### [EXERCISE REQUIREMENTS]
Transcribe the full listing exactly, and drop every picture.

### [Rows from a figure dataset]
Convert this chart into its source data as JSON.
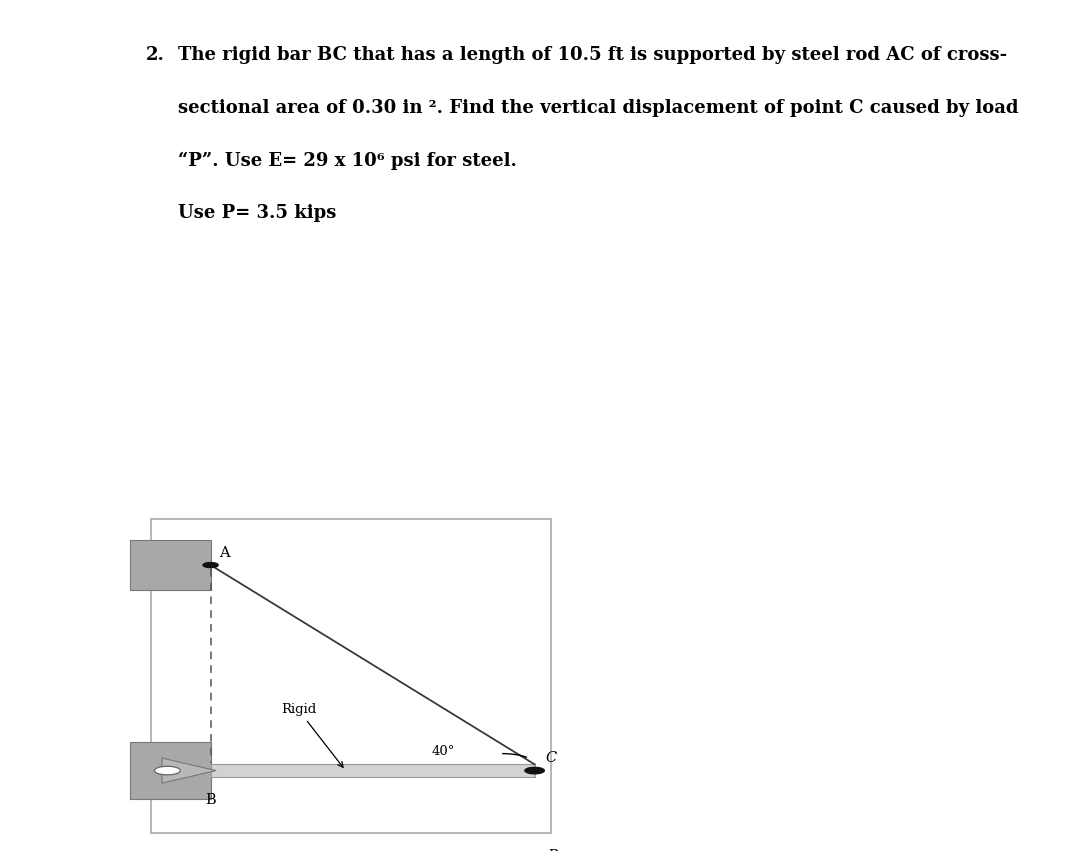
{
  "page_bg_top": "#ffffff",
  "page_bg_divider": "#d0d0d0",
  "page_bg_bottom": "#ffffff",
  "wall_color": "#a8a8a8",
  "bar_color": "#d2d2d2",
  "bar_edge": "#999999",
  "line_color": "#3a3a3a",
  "dashed_color": "#555555",
  "dot_color": "#111111",
  "box_edge": "#aaaaaa",
  "title_num": "2.",
  "line1": "The rigid bar BC that has a length of 10.5 ft is supported by steel rod AC of cross-",
  "line2": "sectional area of 0.30 in ². Find the vertical displacement of point C caused by load",
  "line3": "“P”. Use E= 29 x 10⁶ psi for steel.",
  "line4": "Use P= 3.5 kips",
  "text_fontsize": 13,
  "label_fontsize": 10.5
}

### [WRITTEN ANSWER]
Convert this chart into its source data as JSON.
{
  "page_bg_top": "#ffffff",
  "page_bg_divider": "#d0d0d0",
  "page_bg_bottom": "#ffffff",
  "wall_color": "#a8a8a8",
  "bar_color": "#d2d2d2",
  "bar_edge": "#999999",
  "line_color": "#3a3a3a",
  "dashed_color": "#555555",
  "dot_color": "#111111",
  "box_edge": "#aaaaaa",
  "title_num": "2.",
  "line1": "The rigid bar BC that has a length of 10.5 ft is supported by steel rod AC of cross-",
  "line2": "sectional area of 0.30 in ². Find the vertical displacement of point C caused by load",
  "line3": "“P”. Use E= 29 x 10⁶ psi for steel.",
  "line4": "Use P= 3.5 kips",
  "text_fontsize": 13,
  "label_fontsize": 10.5
}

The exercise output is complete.